• _Exercise task_:
Extract every line that contains the word "Users".

(Collected data entries)
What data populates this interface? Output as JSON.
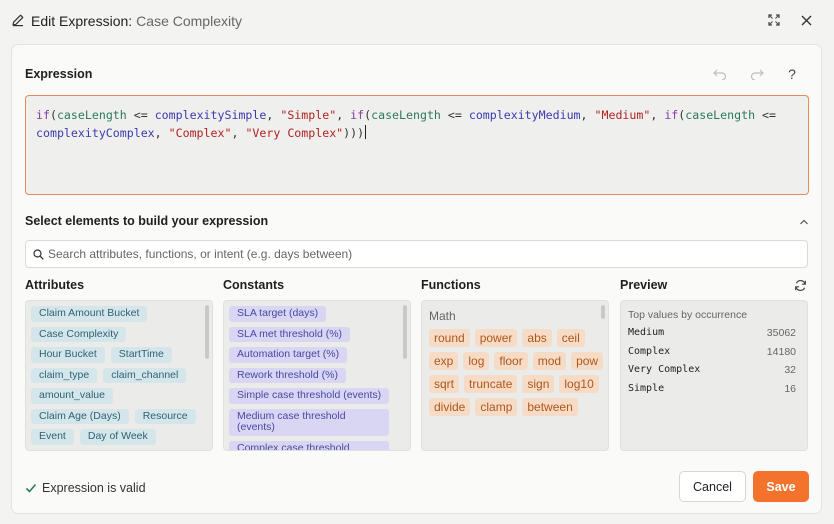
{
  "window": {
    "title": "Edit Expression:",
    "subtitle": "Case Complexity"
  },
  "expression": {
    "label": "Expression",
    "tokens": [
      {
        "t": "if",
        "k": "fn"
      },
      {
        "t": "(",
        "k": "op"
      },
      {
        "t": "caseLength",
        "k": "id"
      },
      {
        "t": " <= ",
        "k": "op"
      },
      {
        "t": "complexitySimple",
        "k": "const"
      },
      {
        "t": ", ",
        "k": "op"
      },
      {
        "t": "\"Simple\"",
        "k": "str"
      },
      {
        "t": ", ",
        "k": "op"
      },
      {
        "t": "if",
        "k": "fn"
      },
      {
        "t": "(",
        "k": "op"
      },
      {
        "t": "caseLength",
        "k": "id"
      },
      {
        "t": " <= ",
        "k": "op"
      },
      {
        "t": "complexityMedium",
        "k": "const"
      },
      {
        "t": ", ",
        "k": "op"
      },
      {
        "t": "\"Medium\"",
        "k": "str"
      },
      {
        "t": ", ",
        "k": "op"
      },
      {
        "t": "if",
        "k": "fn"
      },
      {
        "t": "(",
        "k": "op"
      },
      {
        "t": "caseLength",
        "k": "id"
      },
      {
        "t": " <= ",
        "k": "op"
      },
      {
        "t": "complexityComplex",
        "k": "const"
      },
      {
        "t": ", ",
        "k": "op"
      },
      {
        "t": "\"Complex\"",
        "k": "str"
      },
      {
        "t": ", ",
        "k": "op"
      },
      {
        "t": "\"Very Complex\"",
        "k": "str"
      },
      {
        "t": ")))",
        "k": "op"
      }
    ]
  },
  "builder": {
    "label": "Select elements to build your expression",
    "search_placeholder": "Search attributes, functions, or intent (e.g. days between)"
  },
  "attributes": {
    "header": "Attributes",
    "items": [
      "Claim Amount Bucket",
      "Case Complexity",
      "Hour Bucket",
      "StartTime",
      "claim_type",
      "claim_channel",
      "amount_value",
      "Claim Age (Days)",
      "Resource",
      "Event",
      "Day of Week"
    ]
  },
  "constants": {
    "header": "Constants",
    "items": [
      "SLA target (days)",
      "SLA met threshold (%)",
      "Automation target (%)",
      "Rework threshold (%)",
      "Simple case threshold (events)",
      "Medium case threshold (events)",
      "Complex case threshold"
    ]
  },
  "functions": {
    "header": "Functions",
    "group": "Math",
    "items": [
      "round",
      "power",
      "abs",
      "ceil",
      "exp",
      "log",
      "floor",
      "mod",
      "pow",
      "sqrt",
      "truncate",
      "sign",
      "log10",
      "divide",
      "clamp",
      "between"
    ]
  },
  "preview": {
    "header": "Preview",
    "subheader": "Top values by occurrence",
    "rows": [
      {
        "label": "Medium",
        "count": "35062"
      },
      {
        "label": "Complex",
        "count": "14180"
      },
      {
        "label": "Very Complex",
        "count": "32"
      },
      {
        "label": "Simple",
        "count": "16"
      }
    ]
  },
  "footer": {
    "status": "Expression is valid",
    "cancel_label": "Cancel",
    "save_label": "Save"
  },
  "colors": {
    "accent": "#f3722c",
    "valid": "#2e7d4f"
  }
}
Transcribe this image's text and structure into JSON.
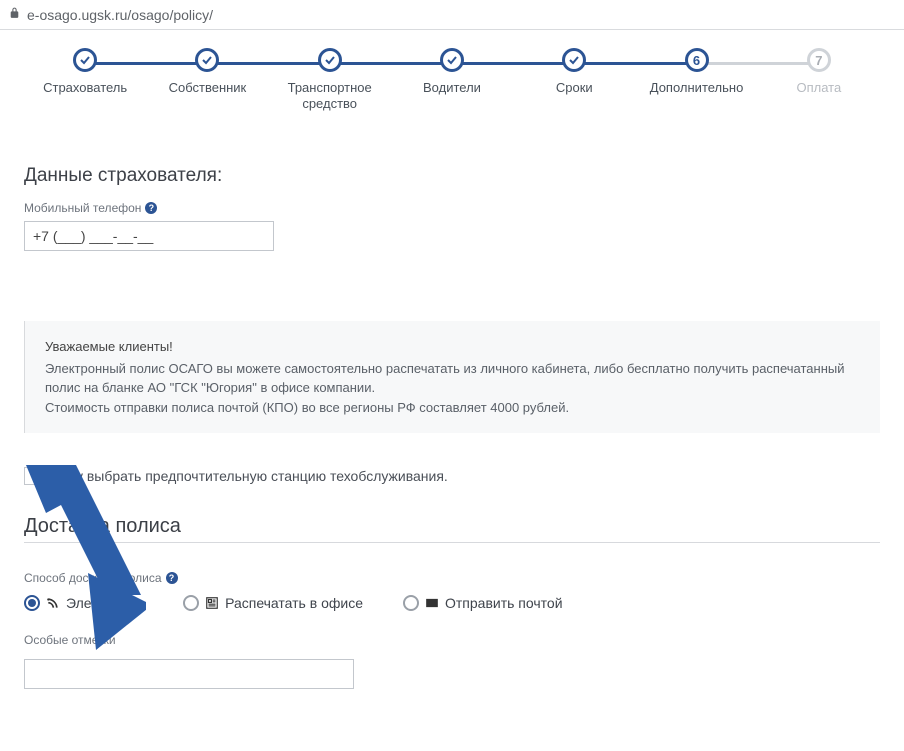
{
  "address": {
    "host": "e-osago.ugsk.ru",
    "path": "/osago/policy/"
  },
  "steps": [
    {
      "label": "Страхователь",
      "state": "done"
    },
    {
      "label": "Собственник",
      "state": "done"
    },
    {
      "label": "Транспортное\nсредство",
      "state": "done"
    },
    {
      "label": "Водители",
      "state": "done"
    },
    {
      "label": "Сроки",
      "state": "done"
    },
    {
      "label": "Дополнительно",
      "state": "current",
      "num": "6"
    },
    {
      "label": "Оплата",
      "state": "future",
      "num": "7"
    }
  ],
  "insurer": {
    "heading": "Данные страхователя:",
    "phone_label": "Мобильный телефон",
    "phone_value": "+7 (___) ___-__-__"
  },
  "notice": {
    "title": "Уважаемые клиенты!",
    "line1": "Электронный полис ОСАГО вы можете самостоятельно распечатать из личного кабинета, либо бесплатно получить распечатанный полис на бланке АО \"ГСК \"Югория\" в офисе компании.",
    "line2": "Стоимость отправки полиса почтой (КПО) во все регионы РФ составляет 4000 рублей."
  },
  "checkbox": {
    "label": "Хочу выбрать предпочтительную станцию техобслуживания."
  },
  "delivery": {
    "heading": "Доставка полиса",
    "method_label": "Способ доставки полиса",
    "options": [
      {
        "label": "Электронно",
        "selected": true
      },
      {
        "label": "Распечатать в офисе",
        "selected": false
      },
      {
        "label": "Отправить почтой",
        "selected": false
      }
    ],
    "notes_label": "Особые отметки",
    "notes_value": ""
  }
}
...
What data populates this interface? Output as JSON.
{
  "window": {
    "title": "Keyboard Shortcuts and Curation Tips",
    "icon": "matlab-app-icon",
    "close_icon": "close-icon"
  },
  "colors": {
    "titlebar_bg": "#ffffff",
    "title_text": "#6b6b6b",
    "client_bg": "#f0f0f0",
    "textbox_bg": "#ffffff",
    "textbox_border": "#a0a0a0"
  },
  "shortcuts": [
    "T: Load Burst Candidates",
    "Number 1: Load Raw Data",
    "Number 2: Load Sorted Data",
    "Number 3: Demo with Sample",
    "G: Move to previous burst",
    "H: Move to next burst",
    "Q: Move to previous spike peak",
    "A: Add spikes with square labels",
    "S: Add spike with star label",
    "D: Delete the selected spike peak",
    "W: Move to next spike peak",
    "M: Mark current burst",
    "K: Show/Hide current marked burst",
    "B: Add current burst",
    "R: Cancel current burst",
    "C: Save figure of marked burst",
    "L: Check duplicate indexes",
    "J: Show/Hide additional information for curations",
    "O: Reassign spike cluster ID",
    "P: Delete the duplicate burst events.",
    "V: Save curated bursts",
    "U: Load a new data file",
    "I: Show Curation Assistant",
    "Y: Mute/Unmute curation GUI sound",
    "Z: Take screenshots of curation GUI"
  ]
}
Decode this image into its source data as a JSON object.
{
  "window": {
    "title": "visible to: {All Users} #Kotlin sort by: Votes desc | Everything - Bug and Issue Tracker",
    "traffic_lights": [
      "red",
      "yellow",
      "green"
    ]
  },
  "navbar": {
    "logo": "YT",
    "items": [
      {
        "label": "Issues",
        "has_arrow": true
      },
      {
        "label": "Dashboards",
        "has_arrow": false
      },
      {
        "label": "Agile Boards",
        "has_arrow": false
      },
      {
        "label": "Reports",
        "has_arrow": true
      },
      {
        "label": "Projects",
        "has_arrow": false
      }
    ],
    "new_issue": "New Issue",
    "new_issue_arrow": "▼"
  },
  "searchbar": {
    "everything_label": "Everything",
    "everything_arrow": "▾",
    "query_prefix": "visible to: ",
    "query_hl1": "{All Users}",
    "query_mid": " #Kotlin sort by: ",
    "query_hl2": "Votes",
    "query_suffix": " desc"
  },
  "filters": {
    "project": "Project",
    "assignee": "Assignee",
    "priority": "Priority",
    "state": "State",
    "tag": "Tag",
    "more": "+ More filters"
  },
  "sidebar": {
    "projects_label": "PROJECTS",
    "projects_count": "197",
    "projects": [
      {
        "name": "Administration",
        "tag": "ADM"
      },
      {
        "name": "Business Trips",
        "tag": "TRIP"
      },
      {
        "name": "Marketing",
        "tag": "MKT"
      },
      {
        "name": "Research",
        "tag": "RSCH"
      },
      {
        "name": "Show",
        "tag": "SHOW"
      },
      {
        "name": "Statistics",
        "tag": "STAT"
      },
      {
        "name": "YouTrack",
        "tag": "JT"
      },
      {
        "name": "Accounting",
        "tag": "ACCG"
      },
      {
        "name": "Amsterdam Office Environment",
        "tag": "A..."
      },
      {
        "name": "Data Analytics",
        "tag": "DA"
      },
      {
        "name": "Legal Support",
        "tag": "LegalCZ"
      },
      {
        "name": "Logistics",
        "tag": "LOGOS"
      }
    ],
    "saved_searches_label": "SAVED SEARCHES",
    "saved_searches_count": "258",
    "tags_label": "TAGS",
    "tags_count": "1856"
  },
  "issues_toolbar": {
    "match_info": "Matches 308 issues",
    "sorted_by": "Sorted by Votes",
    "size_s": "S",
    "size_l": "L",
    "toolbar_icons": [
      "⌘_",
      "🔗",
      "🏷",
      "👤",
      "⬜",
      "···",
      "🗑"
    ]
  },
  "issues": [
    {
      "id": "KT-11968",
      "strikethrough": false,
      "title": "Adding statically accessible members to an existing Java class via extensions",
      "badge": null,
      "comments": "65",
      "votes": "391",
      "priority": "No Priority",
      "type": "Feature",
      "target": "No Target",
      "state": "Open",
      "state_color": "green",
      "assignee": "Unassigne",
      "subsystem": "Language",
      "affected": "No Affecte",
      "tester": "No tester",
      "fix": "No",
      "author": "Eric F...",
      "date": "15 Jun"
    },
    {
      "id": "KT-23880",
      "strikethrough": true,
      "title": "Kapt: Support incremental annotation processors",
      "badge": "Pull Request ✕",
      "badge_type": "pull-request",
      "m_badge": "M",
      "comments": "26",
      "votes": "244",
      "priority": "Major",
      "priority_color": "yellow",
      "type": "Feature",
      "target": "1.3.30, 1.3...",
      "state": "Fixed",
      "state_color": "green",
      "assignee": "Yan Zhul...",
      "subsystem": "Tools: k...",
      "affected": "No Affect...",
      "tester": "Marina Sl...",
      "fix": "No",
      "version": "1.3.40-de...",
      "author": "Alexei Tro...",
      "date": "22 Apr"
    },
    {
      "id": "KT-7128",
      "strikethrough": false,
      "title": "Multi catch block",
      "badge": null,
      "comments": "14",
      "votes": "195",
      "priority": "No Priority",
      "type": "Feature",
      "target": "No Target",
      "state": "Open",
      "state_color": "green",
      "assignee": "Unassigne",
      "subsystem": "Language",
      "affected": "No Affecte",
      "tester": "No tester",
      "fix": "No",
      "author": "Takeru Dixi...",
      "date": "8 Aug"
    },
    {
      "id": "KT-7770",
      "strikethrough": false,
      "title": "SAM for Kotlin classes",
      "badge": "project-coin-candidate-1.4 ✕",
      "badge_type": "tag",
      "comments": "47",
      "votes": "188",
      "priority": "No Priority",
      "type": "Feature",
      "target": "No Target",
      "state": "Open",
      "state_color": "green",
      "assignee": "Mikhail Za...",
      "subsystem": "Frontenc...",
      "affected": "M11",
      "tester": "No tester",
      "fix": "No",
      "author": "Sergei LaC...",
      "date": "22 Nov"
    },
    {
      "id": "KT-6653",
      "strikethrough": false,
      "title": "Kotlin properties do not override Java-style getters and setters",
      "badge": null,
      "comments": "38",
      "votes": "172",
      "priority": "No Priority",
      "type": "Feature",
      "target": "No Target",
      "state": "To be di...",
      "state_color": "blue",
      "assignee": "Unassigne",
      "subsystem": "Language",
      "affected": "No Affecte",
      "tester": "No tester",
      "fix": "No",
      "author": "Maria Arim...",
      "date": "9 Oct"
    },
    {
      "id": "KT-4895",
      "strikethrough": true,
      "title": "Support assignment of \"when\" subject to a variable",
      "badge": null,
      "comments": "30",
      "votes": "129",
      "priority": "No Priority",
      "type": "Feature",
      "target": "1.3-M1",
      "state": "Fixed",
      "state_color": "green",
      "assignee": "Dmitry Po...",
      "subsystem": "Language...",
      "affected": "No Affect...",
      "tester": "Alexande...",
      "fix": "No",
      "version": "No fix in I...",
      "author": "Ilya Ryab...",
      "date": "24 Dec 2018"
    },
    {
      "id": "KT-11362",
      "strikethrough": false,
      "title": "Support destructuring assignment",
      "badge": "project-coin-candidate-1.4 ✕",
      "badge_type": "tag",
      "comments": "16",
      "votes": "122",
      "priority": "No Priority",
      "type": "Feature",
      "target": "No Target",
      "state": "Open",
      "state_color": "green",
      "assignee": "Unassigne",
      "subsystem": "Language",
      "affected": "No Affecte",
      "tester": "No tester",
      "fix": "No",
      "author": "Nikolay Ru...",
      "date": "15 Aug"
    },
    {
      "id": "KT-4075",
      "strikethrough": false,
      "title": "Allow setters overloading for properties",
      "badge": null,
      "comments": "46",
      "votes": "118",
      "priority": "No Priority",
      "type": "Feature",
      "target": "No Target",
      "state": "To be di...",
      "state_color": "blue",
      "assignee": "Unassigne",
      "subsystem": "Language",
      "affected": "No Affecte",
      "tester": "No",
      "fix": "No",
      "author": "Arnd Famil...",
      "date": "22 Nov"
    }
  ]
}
* * *
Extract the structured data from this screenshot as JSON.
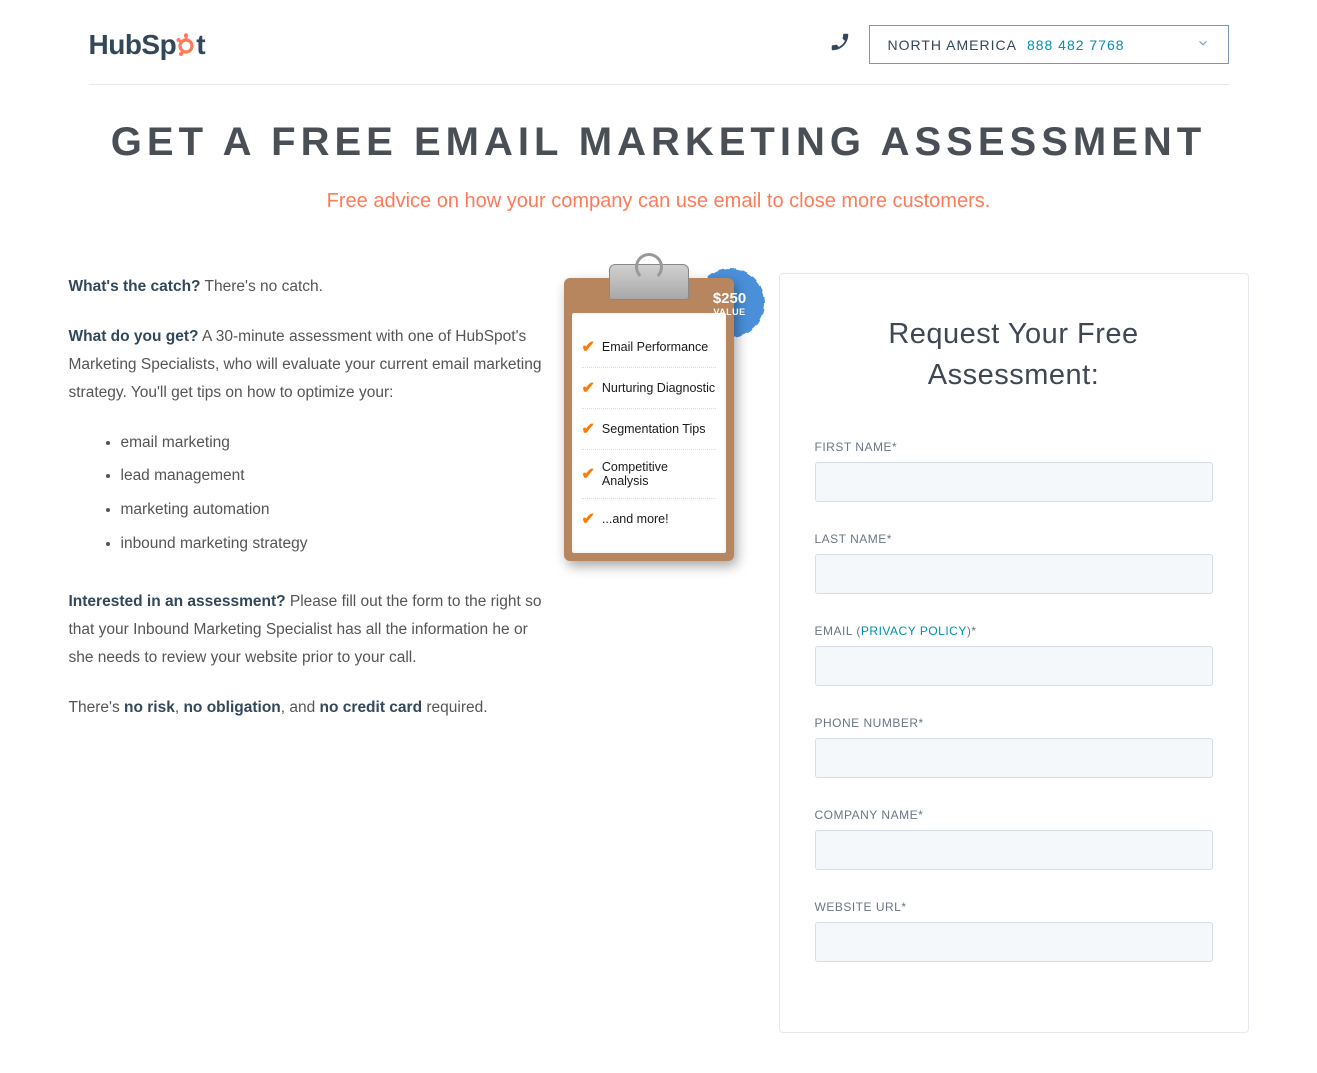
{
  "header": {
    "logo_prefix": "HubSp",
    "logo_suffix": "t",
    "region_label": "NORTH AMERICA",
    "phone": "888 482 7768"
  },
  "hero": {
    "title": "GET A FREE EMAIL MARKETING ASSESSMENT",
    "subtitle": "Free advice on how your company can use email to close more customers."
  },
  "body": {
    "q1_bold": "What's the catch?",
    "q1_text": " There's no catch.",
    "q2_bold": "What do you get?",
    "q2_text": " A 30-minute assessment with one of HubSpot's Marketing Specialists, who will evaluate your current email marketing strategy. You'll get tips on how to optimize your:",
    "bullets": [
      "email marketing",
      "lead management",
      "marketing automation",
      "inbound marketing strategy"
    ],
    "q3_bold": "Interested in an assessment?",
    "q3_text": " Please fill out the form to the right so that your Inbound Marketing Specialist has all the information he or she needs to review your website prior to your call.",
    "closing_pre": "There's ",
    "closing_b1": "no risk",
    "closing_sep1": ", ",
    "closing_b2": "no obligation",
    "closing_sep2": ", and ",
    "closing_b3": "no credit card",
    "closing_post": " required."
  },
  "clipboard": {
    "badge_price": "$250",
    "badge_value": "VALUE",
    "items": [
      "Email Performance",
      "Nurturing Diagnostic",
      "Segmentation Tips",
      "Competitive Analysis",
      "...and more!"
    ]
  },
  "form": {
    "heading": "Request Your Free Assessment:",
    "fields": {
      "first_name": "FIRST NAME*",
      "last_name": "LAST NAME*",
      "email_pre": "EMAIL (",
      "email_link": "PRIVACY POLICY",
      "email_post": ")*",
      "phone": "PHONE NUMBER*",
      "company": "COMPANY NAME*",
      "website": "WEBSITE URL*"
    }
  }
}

• _Response_:
    "title": "visible to: {All Users} #Kotlin sort by: Votes desc | Everything - Bug and Issue Tracker",
    "query_hl1": "{All Users}",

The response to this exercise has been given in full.